--- To be done ---
Below are some records. Quote exactly the lines from the one that contains "What does this" through the last, both included, and leave out the pictures.
..........
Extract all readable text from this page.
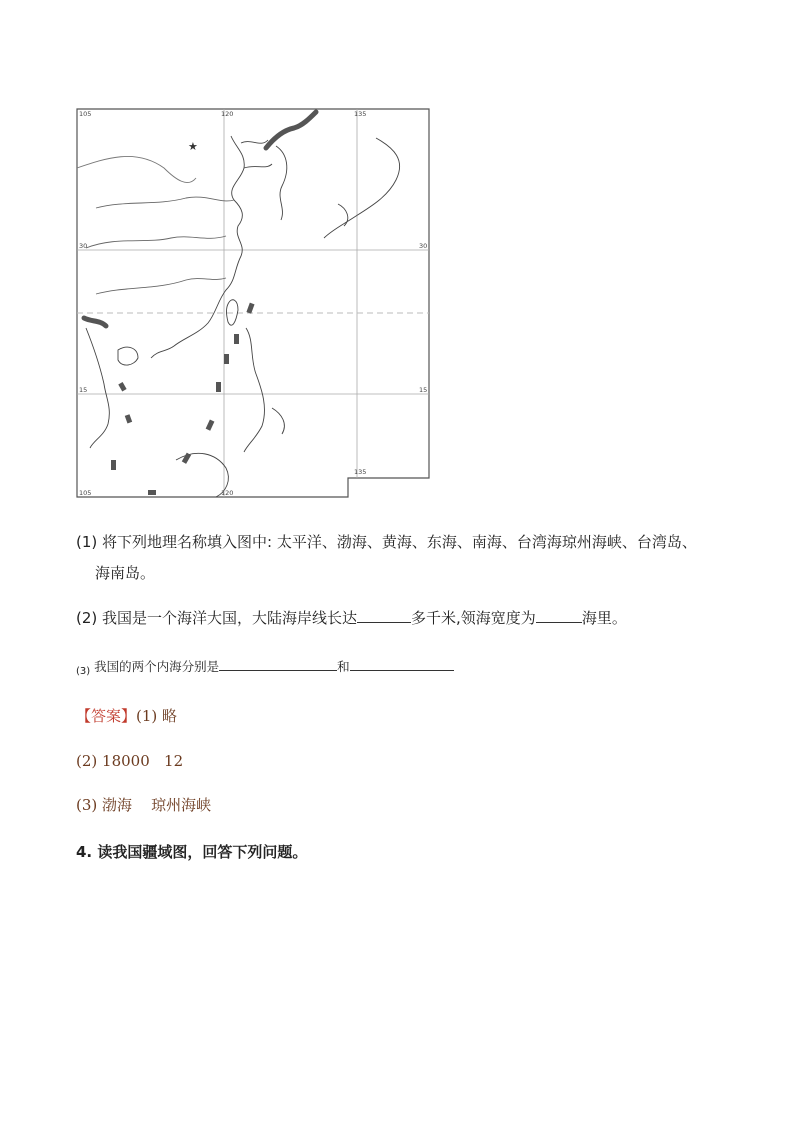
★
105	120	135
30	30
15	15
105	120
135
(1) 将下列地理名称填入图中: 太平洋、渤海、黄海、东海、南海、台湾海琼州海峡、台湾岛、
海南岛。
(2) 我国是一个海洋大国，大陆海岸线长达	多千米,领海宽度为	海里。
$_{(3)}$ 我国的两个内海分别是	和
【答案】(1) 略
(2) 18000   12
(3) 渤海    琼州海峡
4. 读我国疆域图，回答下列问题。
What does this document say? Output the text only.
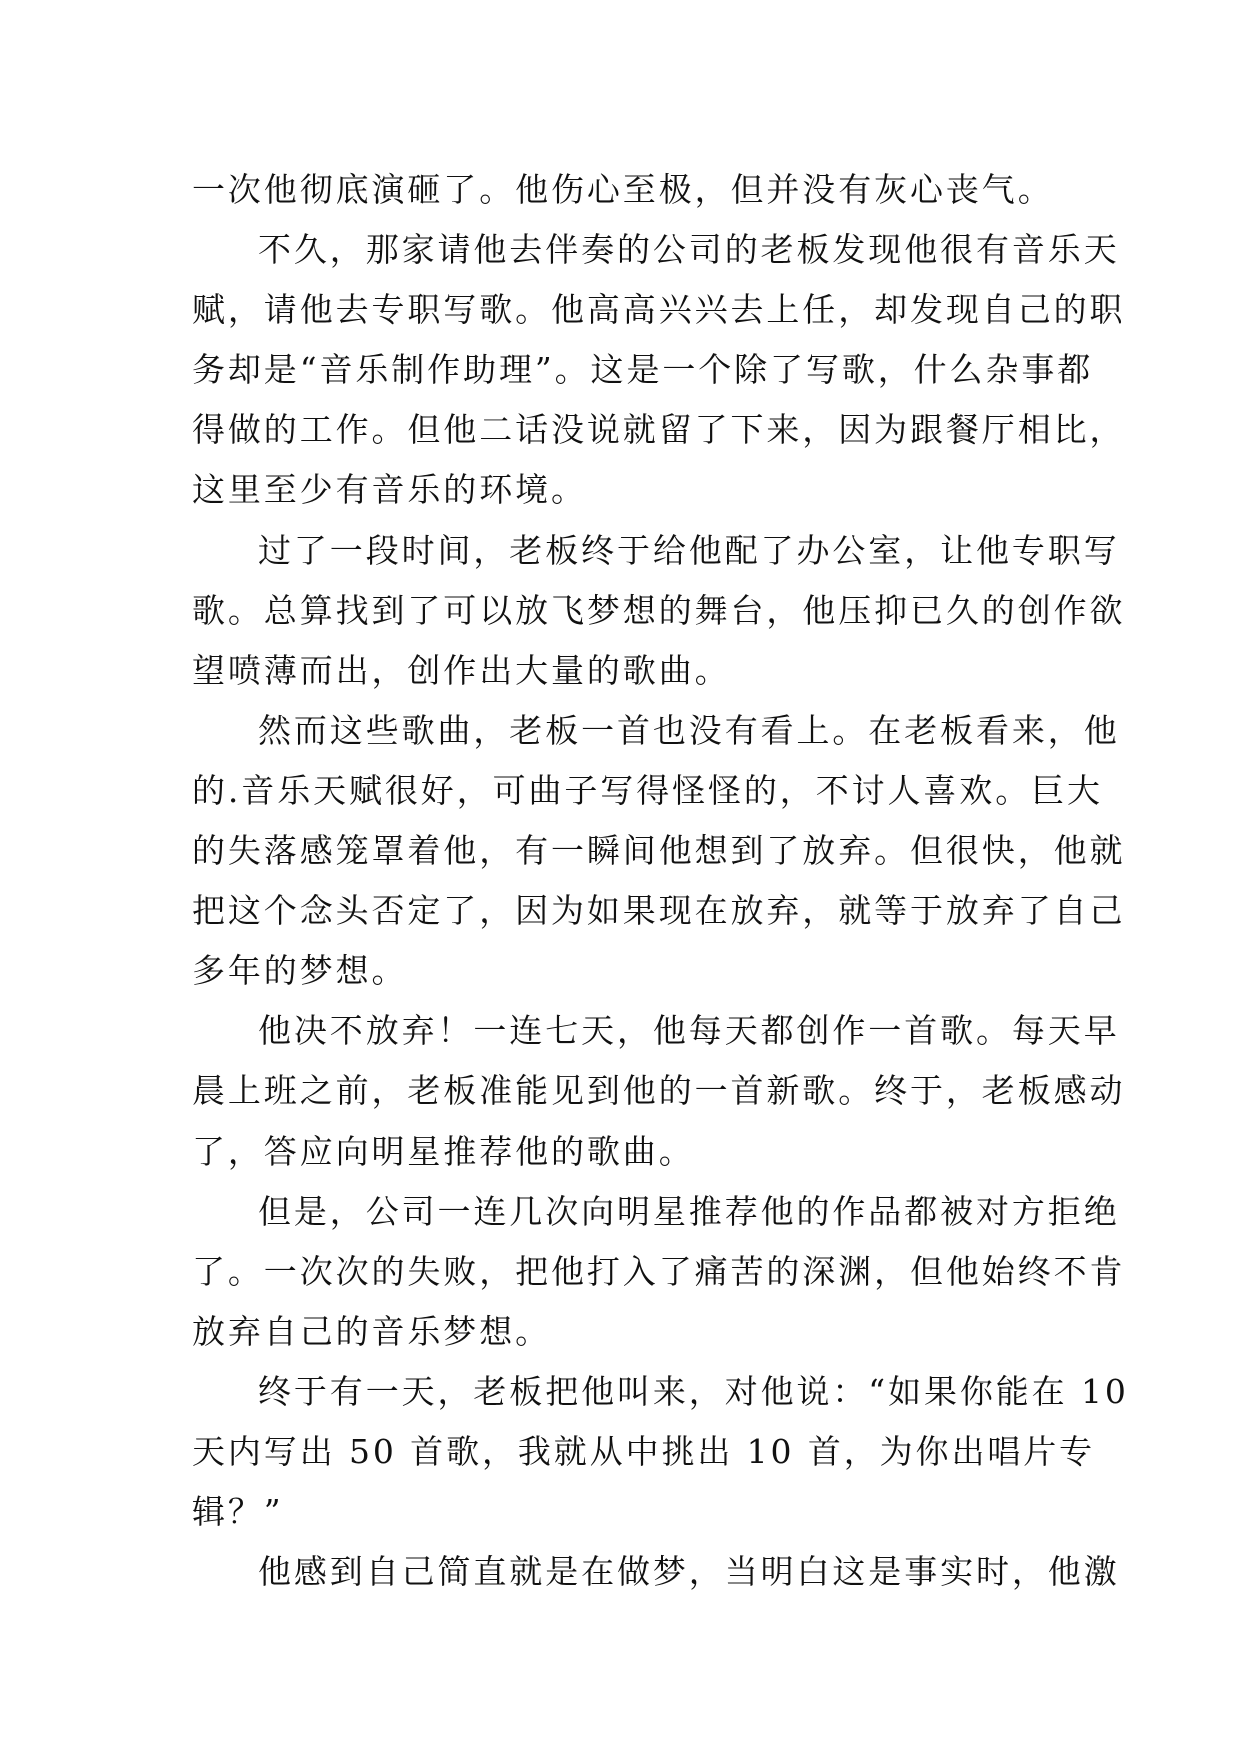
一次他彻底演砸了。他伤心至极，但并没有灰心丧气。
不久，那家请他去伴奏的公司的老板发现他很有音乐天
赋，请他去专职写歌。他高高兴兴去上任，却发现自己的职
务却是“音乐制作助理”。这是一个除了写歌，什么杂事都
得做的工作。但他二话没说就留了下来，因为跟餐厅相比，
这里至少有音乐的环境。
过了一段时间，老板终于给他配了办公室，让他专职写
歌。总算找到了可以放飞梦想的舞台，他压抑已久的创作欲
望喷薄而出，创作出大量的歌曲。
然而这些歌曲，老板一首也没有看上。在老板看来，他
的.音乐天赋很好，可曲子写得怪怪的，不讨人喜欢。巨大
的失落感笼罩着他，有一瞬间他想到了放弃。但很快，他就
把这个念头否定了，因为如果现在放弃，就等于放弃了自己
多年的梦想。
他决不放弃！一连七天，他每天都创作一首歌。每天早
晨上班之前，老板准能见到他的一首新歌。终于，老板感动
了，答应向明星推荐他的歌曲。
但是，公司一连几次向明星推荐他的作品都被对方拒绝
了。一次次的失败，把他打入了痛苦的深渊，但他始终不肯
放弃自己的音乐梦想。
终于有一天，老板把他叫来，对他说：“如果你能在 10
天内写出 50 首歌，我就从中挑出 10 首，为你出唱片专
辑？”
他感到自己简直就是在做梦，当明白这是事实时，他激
..........
--- Response to this exercise ---
What does this document say? Output the text only.
一次他彻底演砸了。他伤心至极，但并没有灰心丧气。
不久，那家请他去伴奏的公司的老板发现他很有音乐天
赋，请他去专职写歌。他高高兴兴去上任，却发现自己的职
务却是“音乐制作助理”。这是一个除了写歌，什么杂事都
得做的工作。但他二话没说就留了下来，因为跟餐厅相比，
这里至少有音乐的环境。
过了一段时间，老板终于给他配了办公室，让他专职写
歌。总算找到了可以放飞梦想的舞台，他压抑已久的创作欲
望喷薄而出，创作出大量的歌曲。
然而这些歌曲，老板一首也没有看上。在老板看来，他
的.音乐天赋很好，可曲子写得怪怪的，不讨人喜欢。巨大
的失落感笼罩着他，有一瞬间他想到了放弃。但很快，他就
把这个念头否定了，因为如果现在放弃，就等于放弃了自己
多年的梦想。
他决不放弃！一连七天，他每天都创作一首歌。每天早
晨上班之前，老板准能见到他的一首新歌。终于，老板感动
了，答应向明星推荐他的歌曲。
但是，公司一连几次向明星推荐他的作品都被对方拒绝
了。一次次的失败，把他打入了痛苦的深渊，但他始终不肯
放弃自己的音乐梦想。
终于有一天，老板把他叫来，对他说：“如果你能在 10
天内写出 50 首歌，我就从中挑出 10 首，为你出唱片专
辑？”
他感到自己简直就是在做梦，当明白这是事实时，他激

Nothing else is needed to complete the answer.